> Directions: Extract every line that contains the word "text".

* start *

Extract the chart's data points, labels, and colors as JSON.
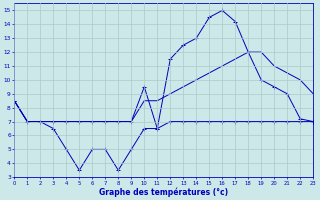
{
  "title": "Graphe des températures (°c)",
  "x_labels": [
    "0",
    "1",
    "2",
    "3",
    "4",
    "5",
    "6",
    "7",
    "8",
    "9",
    "10",
    "11",
    "12",
    "13",
    "14",
    "15",
    "16",
    "17",
    "18",
    "19",
    "20",
    "21",
    "22",
    "23"
  ],
  "xlim": [
    0,
    23
  ],
  "ylim": [
    3,
    15.5
  ],
  "yticks": [
    3,
    4,
    5,
    6,
    7,
    8,
    9,
    10,
    11,
    12,
    13,
    14,
    15
  ],
  "background_color": "#cce8e8",
  "grid_color": "#aacccc",
  "line_color": "#0000bb",
  "line1_min": {
    "x": [
      0,
      1,
      2,
      3,
      4,
      5,
      6,
      7,
      8,
      9,
      10,
      11,
      12,
      13,
      14,
      15,
      16,
      17,
      18,
      19,
      20,
      21,
      22,
      23
    ],
    "y": [
      8.5,
      7,
      7,
      6.5,
      5,
      3.5,
      5,
      5,
      3.5,
      5,
      6.5,
      6.5,
      7,
      7,
      7,
      7,
      7,
      7,
      7,
      7,
      7,
      7,
      7,
      7
    ]
  },
  "line2_avg": {
    "x": [
      0,
      1,
      2,
      3,
      4,
      5,
      6,
      7,
      8,
      9,
      10,
      11,
      12,
      13,
      14,
      15,
      16,
      17,
      18,
      19,
      20,
      21,
      22,
      23
    ],
    "y": [
      8.5,
      7,
      7,
      7,
      7,
      7,
      7,
      7,
      7,
      7,
      8.5,
      8.5,
      9,
      9.5,
      10,
      10.5,
      11,
      11.5,
      12,
      12,
      11,
      10.5,
      10,
      9
    ]
  },
  "line3_max": {
    "x": [
      0,
      1,
      2,
      3,
      4,
      5,
      6,
      7,
      8,
      9,
      10,
      11,
      12,
      13,
      14,
      15,
      16,
      17,
      18,
      19,
      20,
      21,
      22,
      23
    ],
    "y": [
      8.5,
      7,
      7,
      7,
      7,
      7,
      7,
      7,
      7,
      7,
      9.5,
      6.5,
      11.5,
      12.5,
      13,
      14.5,
      15,
      14.2,
      12,
      10,
      9.5,
      9,
      7.2,
      7
    ]
  }
}
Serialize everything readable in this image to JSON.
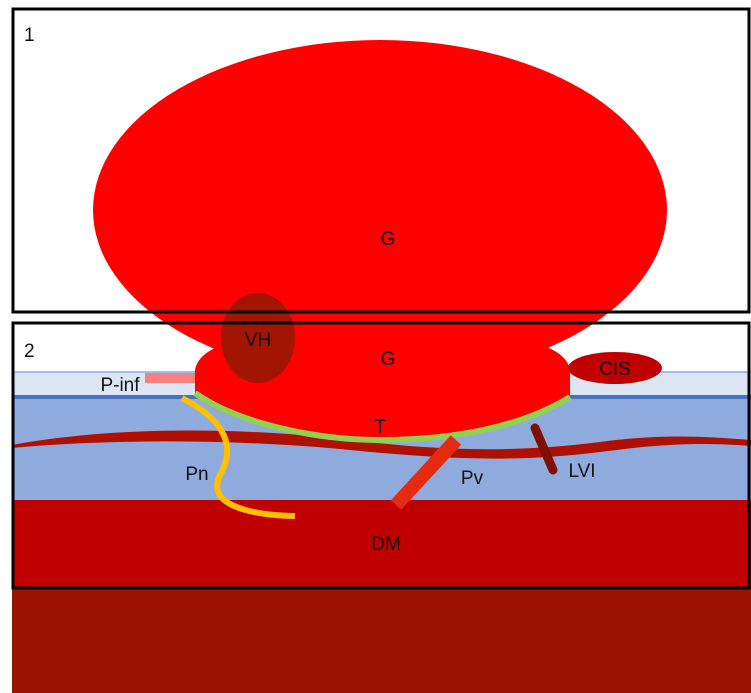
{
  "panels": [
    {
      "label": "1"
    },
    {
      "label": "2"
    }
  ],
  "labels": [
    {
      "text": "G"
    },
    {
      "text": "G"
    },
    {
      "text": "VH"
    },
    {
      "text": "CIS"
    },
    {
      "text": "P-inf"
    },
    {
      "text": "T"
    },
    {
      "text": "Pn"
    },
    {
      "text": "Pv"
    },
    {
      "text": "LVI"
    },
    {
      "text": "DM"
    }
  ]
}
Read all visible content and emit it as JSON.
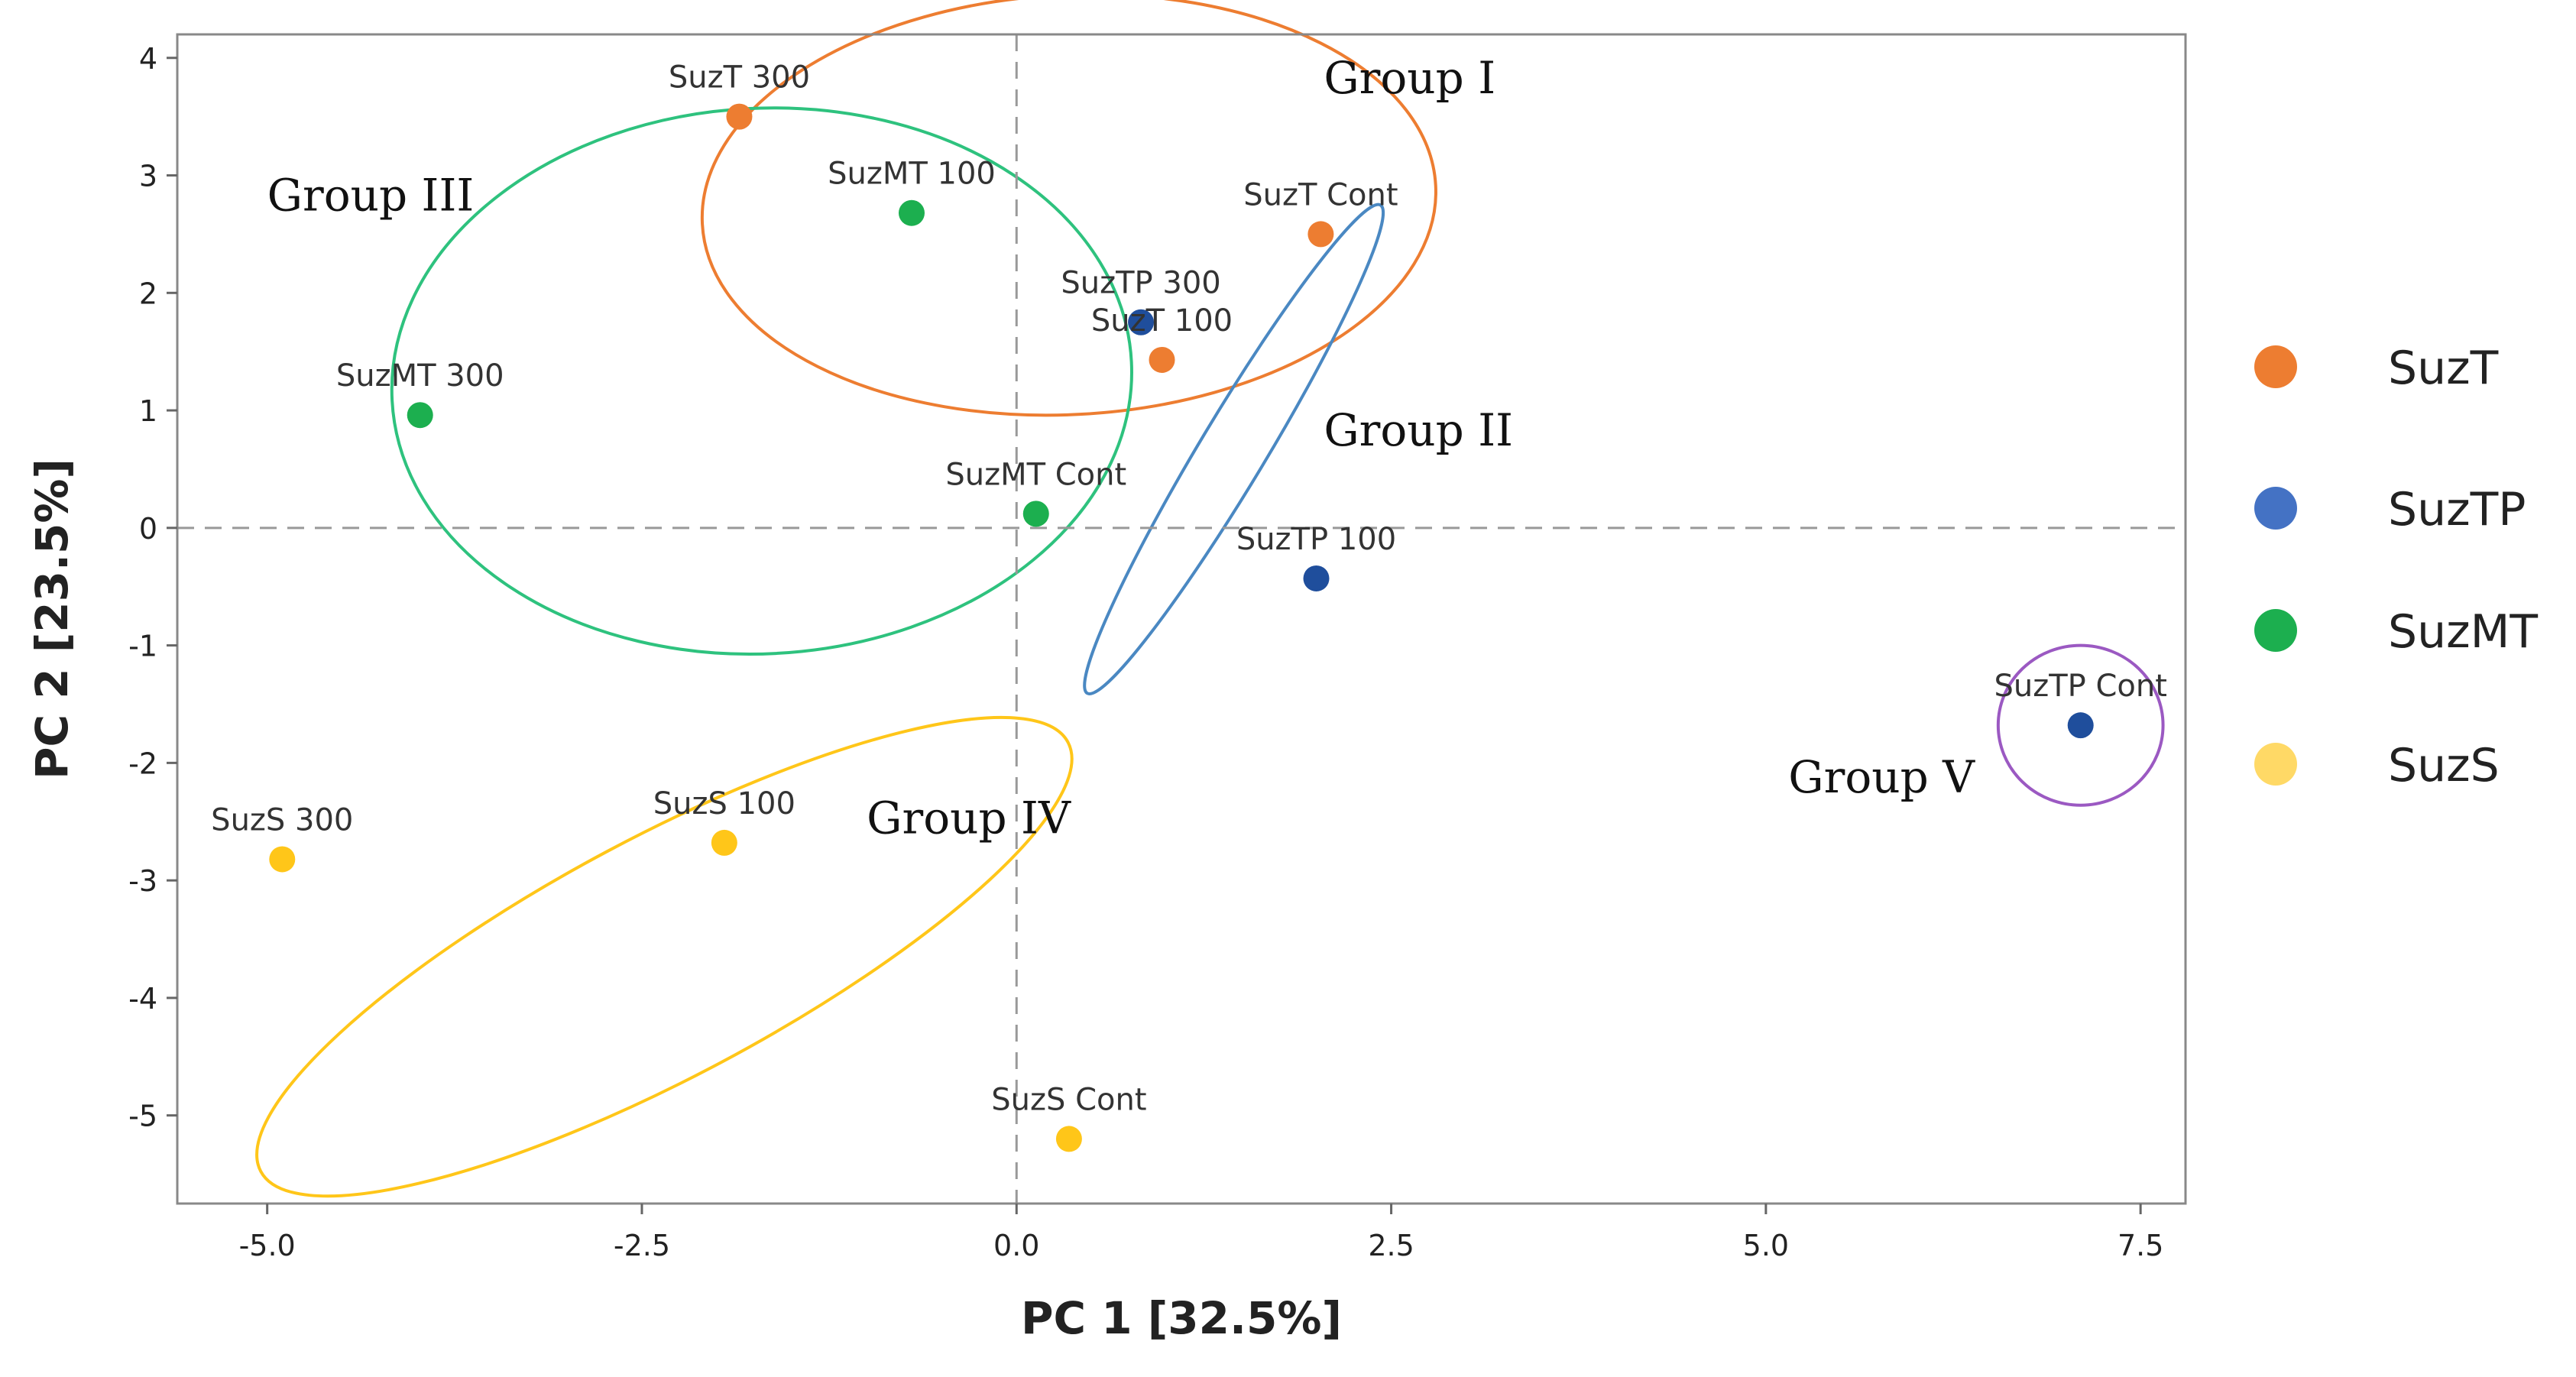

* end *

> Output of the task:
      "text": "G"
      "text": "G"
      "text": "VH"
      "text": "CIS"
      "text": "P-inf"
      "text": "T"
      "text": "Pn"
      "text": "Pv"
      "text": "LVI"
      "text": "DM"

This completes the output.